● **DIRECTIONS**:
The records below must be retyped exactly.

● **INFORMATION GIVEN**:
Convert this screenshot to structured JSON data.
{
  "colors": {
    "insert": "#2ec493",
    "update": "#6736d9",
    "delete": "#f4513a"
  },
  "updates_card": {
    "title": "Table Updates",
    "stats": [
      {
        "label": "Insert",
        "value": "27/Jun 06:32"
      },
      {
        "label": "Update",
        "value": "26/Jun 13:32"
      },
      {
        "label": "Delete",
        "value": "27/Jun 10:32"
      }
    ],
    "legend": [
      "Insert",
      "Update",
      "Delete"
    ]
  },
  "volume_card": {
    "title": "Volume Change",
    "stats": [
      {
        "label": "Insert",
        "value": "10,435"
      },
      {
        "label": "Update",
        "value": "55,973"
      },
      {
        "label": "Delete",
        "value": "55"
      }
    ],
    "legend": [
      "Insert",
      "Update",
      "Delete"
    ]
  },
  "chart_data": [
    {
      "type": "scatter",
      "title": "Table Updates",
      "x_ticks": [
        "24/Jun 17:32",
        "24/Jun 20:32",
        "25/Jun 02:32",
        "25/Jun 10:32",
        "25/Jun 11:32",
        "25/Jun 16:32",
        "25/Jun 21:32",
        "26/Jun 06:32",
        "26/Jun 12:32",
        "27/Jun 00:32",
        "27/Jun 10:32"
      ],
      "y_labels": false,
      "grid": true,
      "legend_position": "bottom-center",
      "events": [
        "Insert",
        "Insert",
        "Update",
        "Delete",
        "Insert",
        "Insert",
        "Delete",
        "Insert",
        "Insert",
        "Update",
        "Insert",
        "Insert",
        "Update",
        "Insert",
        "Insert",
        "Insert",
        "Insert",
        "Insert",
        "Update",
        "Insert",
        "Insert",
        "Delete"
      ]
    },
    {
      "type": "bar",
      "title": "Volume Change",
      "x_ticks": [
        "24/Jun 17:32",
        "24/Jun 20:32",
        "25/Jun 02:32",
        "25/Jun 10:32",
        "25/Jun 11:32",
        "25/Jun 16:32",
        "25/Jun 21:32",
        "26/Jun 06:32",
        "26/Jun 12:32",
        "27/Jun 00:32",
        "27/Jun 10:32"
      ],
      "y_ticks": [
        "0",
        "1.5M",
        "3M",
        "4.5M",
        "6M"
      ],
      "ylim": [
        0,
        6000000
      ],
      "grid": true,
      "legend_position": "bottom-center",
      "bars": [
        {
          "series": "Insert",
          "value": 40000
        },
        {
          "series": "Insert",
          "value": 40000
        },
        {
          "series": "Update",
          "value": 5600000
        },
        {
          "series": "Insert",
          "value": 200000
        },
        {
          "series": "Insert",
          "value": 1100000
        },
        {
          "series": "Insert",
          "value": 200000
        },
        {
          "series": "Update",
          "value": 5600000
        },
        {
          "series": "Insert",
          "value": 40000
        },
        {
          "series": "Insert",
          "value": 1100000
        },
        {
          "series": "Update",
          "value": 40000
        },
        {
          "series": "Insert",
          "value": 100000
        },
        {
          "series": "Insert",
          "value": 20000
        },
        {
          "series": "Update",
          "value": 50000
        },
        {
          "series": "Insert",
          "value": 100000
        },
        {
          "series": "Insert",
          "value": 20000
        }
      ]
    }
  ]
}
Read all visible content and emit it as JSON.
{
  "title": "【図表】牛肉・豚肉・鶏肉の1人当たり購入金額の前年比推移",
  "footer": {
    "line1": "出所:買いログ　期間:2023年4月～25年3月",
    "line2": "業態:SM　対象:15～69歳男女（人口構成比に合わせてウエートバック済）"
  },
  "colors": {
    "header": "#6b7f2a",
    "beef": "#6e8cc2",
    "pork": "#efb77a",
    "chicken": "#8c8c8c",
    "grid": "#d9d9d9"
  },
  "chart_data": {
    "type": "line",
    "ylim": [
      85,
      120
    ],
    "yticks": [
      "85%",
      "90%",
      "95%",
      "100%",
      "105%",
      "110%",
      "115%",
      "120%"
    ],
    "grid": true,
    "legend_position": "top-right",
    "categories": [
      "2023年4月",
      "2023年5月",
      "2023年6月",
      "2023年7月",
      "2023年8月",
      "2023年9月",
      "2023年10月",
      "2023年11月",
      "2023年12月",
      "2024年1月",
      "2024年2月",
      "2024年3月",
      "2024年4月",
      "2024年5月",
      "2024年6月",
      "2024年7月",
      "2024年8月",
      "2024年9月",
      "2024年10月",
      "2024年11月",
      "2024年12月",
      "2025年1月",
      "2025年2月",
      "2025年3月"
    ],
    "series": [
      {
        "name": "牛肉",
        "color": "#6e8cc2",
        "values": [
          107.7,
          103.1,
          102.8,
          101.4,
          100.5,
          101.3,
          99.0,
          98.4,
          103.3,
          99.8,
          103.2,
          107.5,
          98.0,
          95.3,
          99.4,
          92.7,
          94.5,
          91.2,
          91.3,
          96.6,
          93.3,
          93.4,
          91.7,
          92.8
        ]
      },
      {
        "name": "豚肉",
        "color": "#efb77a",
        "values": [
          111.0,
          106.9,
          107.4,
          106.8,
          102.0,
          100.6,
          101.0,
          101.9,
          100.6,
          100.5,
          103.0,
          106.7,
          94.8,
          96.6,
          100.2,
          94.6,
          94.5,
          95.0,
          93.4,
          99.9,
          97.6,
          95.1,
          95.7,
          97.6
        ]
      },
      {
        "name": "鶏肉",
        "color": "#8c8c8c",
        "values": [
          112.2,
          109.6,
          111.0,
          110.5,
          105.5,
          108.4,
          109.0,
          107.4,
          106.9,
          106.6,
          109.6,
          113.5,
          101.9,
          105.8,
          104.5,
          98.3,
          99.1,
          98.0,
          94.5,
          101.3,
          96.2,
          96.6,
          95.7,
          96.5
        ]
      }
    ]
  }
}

● **THE RESPONSE**:
Convert this screenshot to structured JSON data.
{
  "colors": {
    "insert": "#2ec493",
    "update": "#6736d9",
    "delete": "#f4513a"
  },
  "updates_card": {
    "title": "Table Updates",
    "stats": [
      {
        "label": "Insert",
        "value": "27/Jun 06:32"
      },
      {
        "label": "Update",
        "value": "26/Jun 13:32"
      },
      {
        "label": "Delete",
        "value": "27/Jun 10:32"
      }
    ],
    "legend": [
      "Insert",
      "Update",
      "Delete"
    ]
  },
  "volume_card": {
    "title": "Volume Change",
    "stats": [
      {
        "label": "Insert",
        "value": "10,435"
      },
      {
        "label": "Update",
        "value": "55,973"
      },
      {
        "label": "Delete",
        "value": "55"
      }
    ],
    "legend": [
      "Insert",
      "Update",
      "Delete"
    ]
  },
  "chart_data": [
    {
      "type": "scatter",
      "title": "Table Updates",
      "x_ticks": [
        "24/Jun 17:32",
        "24/Jun 20:32",
        "25/Jun 02:32",
        "25/Jun 10:32",
        "25/Jun 11:32",
        "25/Jun 16:32",
        "25/Jun 21:32",
        "26/Jun 06:32",
        "26/Jun 12:32",
        "27/Jun 00:32",
        "27/Jun 10:32"
      ],
      "y_labels": false,
      "grid": true,
      "legend_position": "bottom-center",
      "events": [
        "Insert",
        "Insert",
        "Update",
        "Delete",
        "Insert",
        "Insert",
        "Delete",
        "Insert",
        "Insert",
        "Update",
        "Insert",
        "Insert",
        "Update",
        "Insert",
        "Insert",
        "Insert",
        "Insert",
        "Insert",
        "Update",
        "Insert",
        "Insert",
        "Delete"
      ]
    },
    {
      "type": "bar",
      "title": "Volume Change",
      "x_ticks": [
        "24/Jun 17:32",
        "24/Jun 20:32",
        "25/Jun 02:32",
        "25/Jun 10:32",
        "25/Jun 11:32",
        "25/Jun 16:32",
        "25/Jun 21:32",
        "26/Jun 06:32",
        "26/Jun 12:32",
        "27/Jun 00:32",
        "27/Jun 10:32"
      ],
      "y_ticks": [
        "0",
        "1.5M",
        "3M",
        "4.5M",
        "6M"
      ],
      "ylim": [
        0,
        6000000
      ],
      "grid": true,
      "legend_position": "bottom-center",
      "bars": [
        {
          "series": "Insert",
          "value": 40000
        },
        {
          "series": "Insert",
          "value": 40000
        },
        {
          "series": "Update",
          "value": 5600000
        },
        {
          "series": "Insert",
          "value": 200000
        },
        {
          "series": "Insert",
          "value": 1100000
        },
        {
          "series": "Insert",
          "value": 200000
        },
        {
          "series": "Update",
          "value": 5600000
        },
        {
          "series": "Insert",
          "value": 40000
        },
        {
          "series": "Insert",
          "value": 1100000
        },
        {
          "series": "Update",
          "value": 40000
        },
        {
          "series": "Insert",
          "value": 100000
        },
        {
          "series": "Insert",
          "value": 20000
        },
        {
          "series": "Update",
          "value": 50000
        },
        {
          "series": "Insert",
          "value": 100000
        },
        {
          "series": "Insert",
          "value": 20000
        }
      ]
    }
  ]
}
Read all visible content and emit it as JSON.
{
  "title": "【図表】牛肉・豚肉・鶏肉の1人当たり購入金額の前年比推移",
  "footer": {
    "line1": "出所:買いログ　期間:2023年4月～25年3月",
    "line2": "業態:SM　対象:15～69歳男女（人口構成比に合わせてウエートバック済）"
  },
  "colors": {
    "header": "#6b7f2a",
    "beef": "#6e8cc2",
    "pork": "#efb77a",
    "chicken": "#8c8c8c",
    "grid": "#d9d9d9"
  },
  "chart_data": {
    "type": "line",
    "ylim": [
      85,
      120
    ],
    "yticks": [
      "85%",
      "90%",
      "95%",
      "100%",
      "105%",
      "110%",
      "115%",
      "120%"
    ],
    "grid": true,
    "legend_position": "top-right",
    "categories": [
      "2023年4月",
      "2023年5月",
      "2023年6月",
      "2023年7月",
      "2023年8月",
      "2023年9月",
      "2023年10月",
      "2023年11月",
      "2023年12月",
      "2024年1月",
      "2024年2月",
      "2024年3月",
      "2024年4月",
      "2024年5月",
      "2024年6月",
      "2024年7月",
      "2024年8月",
      "2024年9月",
      "2024年10月",
      "2024年11月",
      "2024年12月",
      "2025年1月",
      "2025年2月",
      "2025年3月"
    ],
    "series": [
      {
        "name": "牛肉",
        "color": "#6e8cc2",
        "values": [
          107.7,
          103.1,
          102.8,
          101.4,
          100.5,
          101.3,
          99.0,
          98.4,
          103.3,
          99.8,
          103.2,
          107.5,
          98.0,
          95.3,
          99.4,
          92.7,
          94.5,
          91.2,
          91.3,
          96.6,
          93.3,
          93.4,
          91.7,
          92.8
        ]
      },
      {
        "name": "豚肉",
        "color": "#efb77a",
        "values": [
          111.0,
          106.9,
          107.4,
          106.8,
          102.0,
          100.6,
          101.0,
          101.9,
          100.6,
          100.5,
          103.0,
          106.7,
          94.8,
          96.6,
          100.2,
          94.6,
          94.5,
          95.0,
          93.4,
          99.9,
          97.6,
          95.1,
          95.7,
          97.6
        ]
      },
      {
        "name": "鶏肉",
        "color": "#8c8c8c",
        "values": [
          112.2,
          109.6,
          111.0,
          110.5,
          105.5,
          108.4,
          109.0,
          107.4,
          106.9,
          106.6,
          109.6,
          113.5,
          101.9,
          105.8,
          104.5,
          98.3,
          99.1,
          98.0,
          94.5,
          101.3,
          96.2,
          96.6,
          95.7,
          96.5
        ]
      }
    ]
  }
}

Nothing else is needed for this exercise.